** WHAT IS NEEDED **
Write out every entry exactly as given, but omit the pictures.

** RECORDS FOR THE EXERCISE **
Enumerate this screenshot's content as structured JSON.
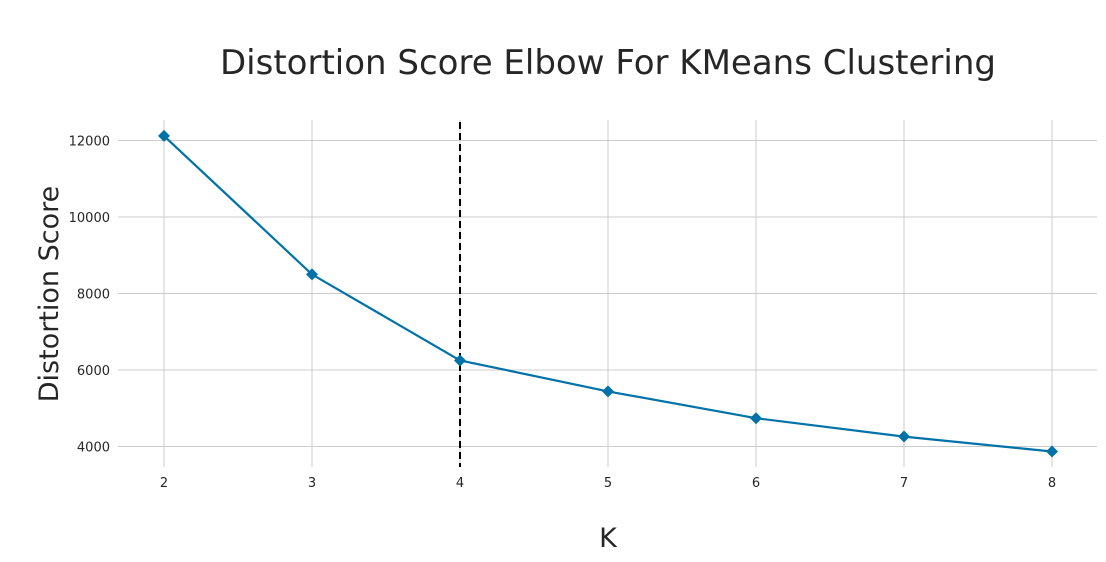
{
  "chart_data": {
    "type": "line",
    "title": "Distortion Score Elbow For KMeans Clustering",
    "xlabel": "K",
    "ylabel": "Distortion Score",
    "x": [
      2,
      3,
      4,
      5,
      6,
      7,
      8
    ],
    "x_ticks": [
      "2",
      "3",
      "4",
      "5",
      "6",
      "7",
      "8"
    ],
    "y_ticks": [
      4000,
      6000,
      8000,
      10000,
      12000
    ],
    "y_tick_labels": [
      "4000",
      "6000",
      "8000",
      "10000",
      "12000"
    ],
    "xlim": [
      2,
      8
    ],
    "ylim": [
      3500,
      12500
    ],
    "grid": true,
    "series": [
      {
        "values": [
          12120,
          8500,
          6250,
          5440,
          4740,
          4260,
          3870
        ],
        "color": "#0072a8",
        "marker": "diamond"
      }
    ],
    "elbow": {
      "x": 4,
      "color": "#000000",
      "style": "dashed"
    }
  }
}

** TASK SOLUTION **
Enumerate this screenshot's content as structured JSON.
{
  "chart_data": {
    "type": "line",
    "title": "Distortion Score Elbow For KMeans Clustering",
    "xlabel": "K",
    "ylabel": "Distortion Score",
    "x": [
      2,
      3,
      4,
      5,
      6,
      7,
      8
    ],
    "x_ticks": [
      "2",
      "3",
      "4",
      "5",
      "6",
      "7",
      "8"
    ],
    "y_ticks": [
      4000,
      6000,
      8000,
      10000,
      12000
    ],
    "y_tick_labels": [
      "4000",
      "6000",
      "8000",
      "10000",
      "12000"
    ],
    "xlim": [
      2,
      8
    ],
    "ylim": [
      3500,
      12500
    ],
    "grid": true,
    "series": [
      {
        "values": [
          12120,
          8500,
          6250,
          5440,
          4740,
          4260,
          3870
        ],
        "color": "#0072a8",
        "marker": "diamond"
      }
    ],
    "elbow": {
      "x": 4,
      "color": "#000000",
      "style": "dashed"
    }
  }
}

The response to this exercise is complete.